■ Provided data ■
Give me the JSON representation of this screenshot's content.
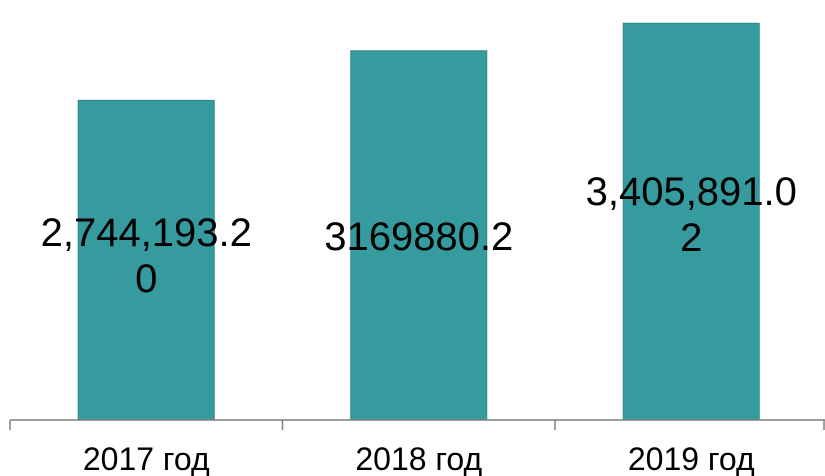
{
  "chart_data": {
    "type": "bar",
    "categories": [
      "2017 год",
      "2018 год",
      "2019 год"
    ],
    "values": [
      2744193.2,
      3169880.2,
      3405891.02
    ],
    "data_labels": [
      [
        "2,744,193.2",
        "0"
      ],
      [
        "3169880.2"
      ],
      [
        "3,405,891.0",
        "2"
      ]
    ],
    "title": "",
    "xlabel": "",
    "ylabel": "",
    "ylim": [
      0,
      3520000
    ],
    "grid": false,
    "legend": "none"
  },
  "colors": {
    "bar_fill": "#359b9e",
    "axis": "#7f7f7f",
    "text": "#000000"
  }
}
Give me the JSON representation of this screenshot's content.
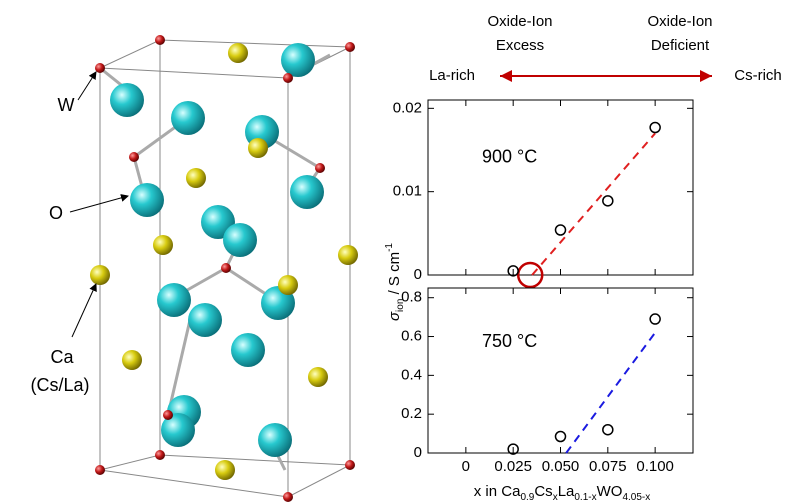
{
  "structure": {
    "labels": [
      "W",
      "O",
      "Ca",
      "(Cs/La)"
    ]
  },
  "header": {
    "left_top": [
      "Oxide-Ion",
      "Excess"
    ],
    "right_top": [
      "Oxide-Ion",
      "Deficient"
    ],
    "left": "La-rich",
    "right": "Cs-rich",
    "top_color": "#c00000",
    "side_color": "#1f3c88"
  },
  "y_label": {
    "symbol": "σ",
    "subscript": "ion",
    "unit": " / S cm",
    "superscript": "-1"
  },
  "x_label_parts": [
    "x in Ca",
    "0.9",
    "Cs",
    "x",
    "La",
    "0.1-x",
    "WO",
    "4.05-x"
  ],
  "chart_data": [
    {
      "type": "scatter",
      "annotation": "900 °C",
      "annotation_color": "#e02020",
      "xlim": [
        -0.02,
        0.12
      ],
      "ylim": [
        0,
        0.021
      ],
      "xticks": [
        0,
        0.025,
        {
          "value": 0.05,
          "label": "0.050"
        },
        0.075,
        {
          "value": 0.1,
          "label": "0.100"
        }
      ],
      "yticks": [
        0,
        0.01,
        0.02
      ],
      "show_xtick_labels": false,
      "points": {
        "x": [
          0.025,
          0.05,
          0.075,
          0.1
        ],
        "y": [
          0.0005,
          0.0054,
          0.0089,
          0.0177
        ]
      },
      "fit_line": {
        "x": [
          0.035,
          0.1
        ],
        "y": [
          0,
          0.017
        ],
        "color": "#e02020"
      },
      "highlight": {
        "x": 0.034,
        "y": 0,
        "color": "#c00000"
      }
    },
    {
      "type": "scatter",
      "annotation": "750 °C",
      "annotation_color": "#1a1ae0",
      "xlim": [
        -0.02,
        0.12
      ],
      "ylim": [
        0,
        0.85
      ],
      "xticks": [
        0,
        0.025,
        {
          "value": 0.05,
          "label": "0.050"
        },
        0.075,
        {
          "value": 0.1,
          "label": "0.100"
        }
      ],
      "yticks": [
        0,
        0.2,
        0.4,
        0.6,
        0.8
      ],
      "show_xtick_labels": true,
      "points": {
        "x": [
          0.025,
          0.05,
          0.075,
          0.1
        ],
        "y": [
          0.02,
          0.085,
          0.12,
          0.69
        ]
      },
      "fit_line": {
        "x": [
          0.053,
          0.1
        ],
        "y": [
          0,
          0.62
        ],
        "color": "#1a1ae0"
      }
    }
  ]
}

■ Exercise prompt ■
Make an exact copy of the whole listing, but don't bring over any pictures.

■ The solution ■
Give me the JSON representation of this screenshot's content.
{
  "chart_data": {
    "type": "bar",
    "categories": [
      "2017 год",
      "2018 год",
      "2019 год"
    ],
    "values": [
      2744193.2,
      3169880.2,
      3405891.02
    ],
    "data_labels": [
      [
        "2,744,193.2",
        "0"
      ],
      [
        "3169880.2"
      ],
      [
        "3,405,891.0",
        "2"
      ]
    ],
    "title": "",
    "xlabel": "",
    "ylabel": "",
    "ylim": [
      0,
      3520000
    ],
    "grid": false,
    "legend": "none"
  },
  "colors": {
    "bar_fill": "#359b9e",
    "axis": "#7f7f7f",
    "text": "#000000"
  }
}
Give me the JSON representation of this screenshot's content.
{
  "structure": {
    "labels": [
      "W",
      "O",
      "Ca",
      "(Cs/La)"
    ]
  },
  "header": {
    "left_top": [
      "Oxide-Ion",
      "Excess"
    ],
    "right_top": [
      "Oxide-Ion",
      "Deficient"
    ],
    "left": "La-rich",
    "right": "Cs-rich",
    "top_color": "#c00000",
    "side_color": "#1f3c88"
  },
  "y_label": {
    "symbol": "σ",
    "subscript": "ion",
    "unit": " / S cm",
    "superscript": "-1"
  },
  "x_label_parts": [
    "x in Ca",
    "0.9",
    "Cs",
    "x",
    "La",
    "0.1-x",
    "WO",
    "4.05-x"
  ],
  "chart_data": [
    {
      "type": "scatter",
      "annotation": "900 °C",
      "annotation_color": "#e02020",
      "xlim": [
        -0.02,
        0.12
      ],
      "ylim": [
        0,
        0.021
      ],
      "xticks": [
        0,
        0.025,
        {
          "value": 0.05,
          "label": "0.050"
        },
        0.075,
        {
          "value": 0.1,
          "label": "0.100"
        }
      ],
      "yticks": [
        0,
        0.01,
        0.02
      ],
      "show_xtick_labels": false,
      "points": {
        "x": [
          0.025,
          0.05,
          0.075,
          0.1
        ],
        "y": [
          0.0005,
          0.0054,
          0.0089,
          0.0177
        ]
      },
      "fit_line": {
        "x": [
          0.035,
          0.1
        ],
        "y": [
          0,
          0.017
        ],
        "color": "#e02020"
      },
      "highlight": {
        "x": 0.034,
        "y": 0,
        "color": "#c00000"
      }
    },
    {
      "type": "scatter",
      "annotation": "750 °C",
      "annotation_color": "#1a1ae0",
      "xlim": [
        -0.02,
        0.12
      ],
      "ylim": [
        0,
        0.85
      ],
      "xticks": [
        0,
        0.025,
        {
          "value": 0.05,
          "label": "0.050"
        },
        0.075,
        {
          "value": 0.1,
          "label": "0.100"
        }
      ],
      "yticks": [
        0,
        0.2,
        0.4,
        0.6,
        0.8
      ],
      "show_xtick_labels": true,
      "points": {
        "x": [
          0.025,
          0.05,
          0.075,
          0.1
        ],
        "y": [
          0.02,
          0.085,
          0.12,
          0.69
        ]
      },
      "fit_line": {
        "x": [
          0.053,
          0.1
        ],
        "y": [
          0,
          0.62
        ],
        "color": "#1a1ae0"
      }
    }
  ]
}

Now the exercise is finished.